# Aim
Below is a listing; write it out exactly and drop any images from it.

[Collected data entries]

## Start

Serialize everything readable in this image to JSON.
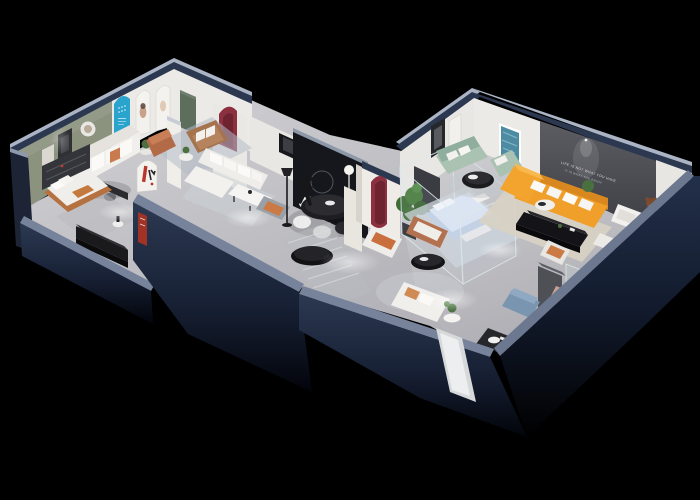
{
  "image": {
    "kind": "3d-isometric-floorplan-cutaway-render",
    "subject": "Furniture showroom apartment, dollhouse cutaway with navy walls on black background",
    "background": "#000000"
  },
  "wall_slogan": {
    "line1": "LIFE IS NOT WHAT YOU HAVE",
    "line2": "IT IS WHAT YOU ENJOY"
  },
  "palette": {
    "outer_wall_navy": "#26324a",
    "outer_wall_dark": "#121a2a",
    "wall_top_light": "#a6b1c2",
    "floor_gray": "#c6c6ca",
    "accent_wall_sage": "#8b927e",
    "accent_wall_charcoal": "#4a4b51",
    "arch_blue": "#2aa3cd",
    "arch_maroon": "#8c3040",
    "door_green": "#5e6e5c",
    "sofa_orange": "#f09f2b",
    "sofa_mint": "#a9c2b1",
    "sofa_cognac": "#b4714f",
    "sofa_white": "#f1efec",
    "bed_blue": "#c2d0e4",
    "plant_green": "#4a7040",
    "bear_brown": "#7c4a2c"
  },
  "rooms": [
    {
      "name": "gallery lounge",
      "features": [
        "sage green accent wall with frames and round mirror",
        "blue arched display niche",
        "white arched niches with portraits",
        "green door",
        "white sofa with orange pillows",
        "black writing desk",
        "copper ottoman",
        "tan leather loveseat",
        "side table with plant"
      ]
    },
    {
      "name": "bedroom display",
      "features": [
        "bed with cognac leather base",
        "dark wall shelving",
        "glossy black media sideboard",
        "white side table"
      ]
    },
    {
      "name": "living display",
      "features": [
        "white L-sectional with pillows",
        "white coffee table",
        "gray armchair with orange cushion",
        "black floor lamp",
        "black round dining table",
        "white dining chairs",
        "white globe floor lamp"
      ]
    },
    {
      "name": "entry corridor",
      "features": [
        "white pillar with maroon arch niche",
        "dancer sculpture",
        "wall ring",
        "striped runner rug",
        "black oval bench",
        "ficus plant",
        "freestanding arch sign with red logo",
        "red banner on navy wall",
        "entry door panel"
      ]
    },
    {
      "name": "main showroom",
      "features": [
        "charcoal feature wall with slogan and downlight",
        "orange L-sectional with white pillows",
        "black media console",
        "round white coffee table",
        "mint green sofa and chaise",
        "black round coffee table",
        "teal abstract painting",
        "framed art pair",
        "glass-walled bedroom with pale blue bed",
        "cognac loveseat",
        "black oval coffee table",
        "white sofa group",
        "white armchair",
        "teddy-bear figure",
        "white side tables",
        "gray wardrobe",
        "glass plant display case",
        "blue ottoman",
        "blush armchair",
        "dark bookshelf mat"
      ]
    }
  ]
}
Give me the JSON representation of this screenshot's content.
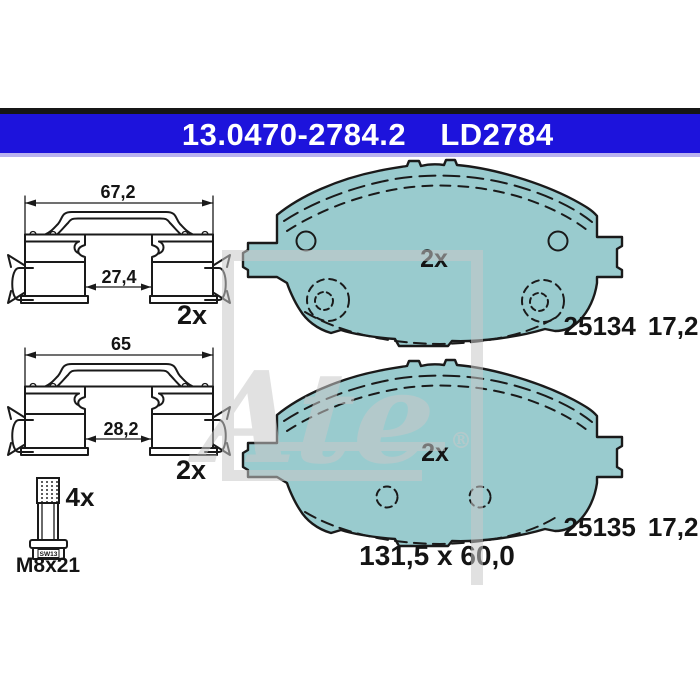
{
  "header": {
    "part_number": "13.0470-2784.2",
    "reference_code": "LD2784",
    "bar_color": "#1d13dc"
  },
  "colors": {
    "pad_friction": "#99cbce",
    "line": "#1a1a1a",
    "watermark_gray": "#c9c9c9",
    "header_blue": "#1d13dc"
  },
  "clips": [
    {
      "outer_width_label": "67,2",
      "inner_width_label": "27,4",
      "quantity_label": "2x"
    },
    {
      "outer_width_label": "65",
      "inner_width_label": "28,2",
      "quantity_label": "2x"
    }
  ],
  "bolt": {
    "quantity_label": "4x",
    "thread_size_label": "M8x21",
    "wrench_size_label": "SW13"
  },
  "pads": [
    {
      "quantity_label": "2x",
      "wva_number": "25134",
      "thickness_label": "17,2"
    },
    {
      "quantity_label": "2x",
      "wva_number": "25135",
      "thickness_label": "17,2"
    }
  ],
  "pad_dimensions_label": "131,5 x 60,0",
  "watermark": {
    "brand_text": "Ate",
    "registered_mark": "®"
  }
}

## End

# Worked answer
Serialize everything readable in this image to JSON.
{
  "image": {
    "kind": "3d-isometric-floorplan-cutaway-render",
    "subject": "Furniture showroom apartment, dollhouse cutaway with navy walls on black background",
    "background": "#000000"
  },
  "wall_slogan": {
    "line1": "LIFE IS NOT WHAT YOU HAVE",
    "line2": "IT IS WHAT YOU ENJOY"
  },
  "palette": {
    "outer_wall_navy": "#26324a",
    "outer_wall_dark": "#121a2a",
    "wall_top_light": "#a6b1c2",
    "floor_gray": "#c6c6ca",
    "accent_wall_sage": "#8b927e",
    "accent_wall_charcoal": "#4a4b51",
    "arch_blue": "#2aa3cd",
    "arch_maroon": "#8c3040",
    "door_green": "#5e6e5c",
    "sofa_orange": "#f09f2b",
    "sofa_mint": "#a9c2b1",
    "sofa_cognac": "#b4714f",
    "sofa_white": "#f1efec",
    "bed_blue": "#c2d0e4",
    "plant_green": "#4a7040",
    "bear_brown": "#7c4a2c"
  },
  "rooms": [
    {
      "name": "gallery lounge",
      "features": [
        "sage green accent wall with frames and round mirror",
        "blue arched display niche",
        "white arched niches with portraits",
        "green door",
        "white sofa with orange pillows",
        "black writing desk",
        "copper ottoman",
        "tan leather loveseat",
        "side table with plant"
      ]
    },
    {
      "name": "bedroom display",
      "features": [
        "bed with cognac leather base",
        "dark wall shelving",
        "glossy black media sideboard",
        "white side table"
      ]
    },
    {
      "name": "living display",
      "features": [
        "white L-sectional with pillows",
        "white coffee table",
        "gray armchair with orange cushion",
        "black floor lamp",
        "black round dining table",
        "white dining chairs",
        "white globe floor lamp"
      ]
    },
    {
      "name": "entry corridor",
      "features": [
        "white pillar with maroon arch niche",
        "dancer sculpture",
        "wall ring",
        "striped runner rug",
        "black oval bench",
        "ficus plant",
        "freestanding arch sign with red logo",
        "red banner on navy wall",
        "entry door panel"
      ]
    },
    {
      "name": "main showroom",
      "features": [
        "charcoal feature wall with slogan and downlight",
        "orange L-sectional with white pillows",
        "black media console",
        "round white coffee table",
        "mint green sofa and chaise",
        "black round coffee table",
        "teal abstract painting",
        "framed art pair",
        "glass-walled bedroom with pale blue bed",
        "cognac loveseat",
        "black oval coffee table",
        "white sofa group",
        "white armchair",
        "teddy-bear figure",
        "white side tables",
        "gray wardrobe",
        "glass plant display case",
        "blue ottoman",
        "blush armchair",
        "dark bookshelf mat"
      ]
    }
  ]
}
Give me the JSON representation of this screenshot's content.
{
  "header": {
    "part_number": "13.0470-2784.2",
    "reference_code": "LD2784",
    "bar_color": "#1d13dc"
  },
  "colors": {
    "pad_friction": "#99cbce",
    "line": "#1a1a1a",
    "watermark_gray": "#c9c9c9",
    "header_blue": "#1d13dc"
  },
  "clips": [
    {
      "outer_width_label": "67,2",
      "inner_width_label": "27,4",
      "quantity_label": "2x"
    },
    {
      "outer_width_label": "65",
      "inner_width_label": "28,2",
      "quantity_label": "2x"
    }
  ],
  "bolt": {
    "quantity_label": "4x",
    "thread_size_label": "M8x21",
    "wrench_size_label": "SW13"
  },
  "pads": [
    {
      "quantity_label": "2x",
      "wva_number": "25134",
      "thickness_label": "17,2"
    },
    {
      "quantity_label": "2x",
      "wva_number": "25135",
      "thickness_label": "17,2"
    }
  ],
  "pad_dimensions_label": "131,5 x 60,0",
  "watermark": {
    "brand_text": "Ate",
    "registered_mark": "®"
  }
}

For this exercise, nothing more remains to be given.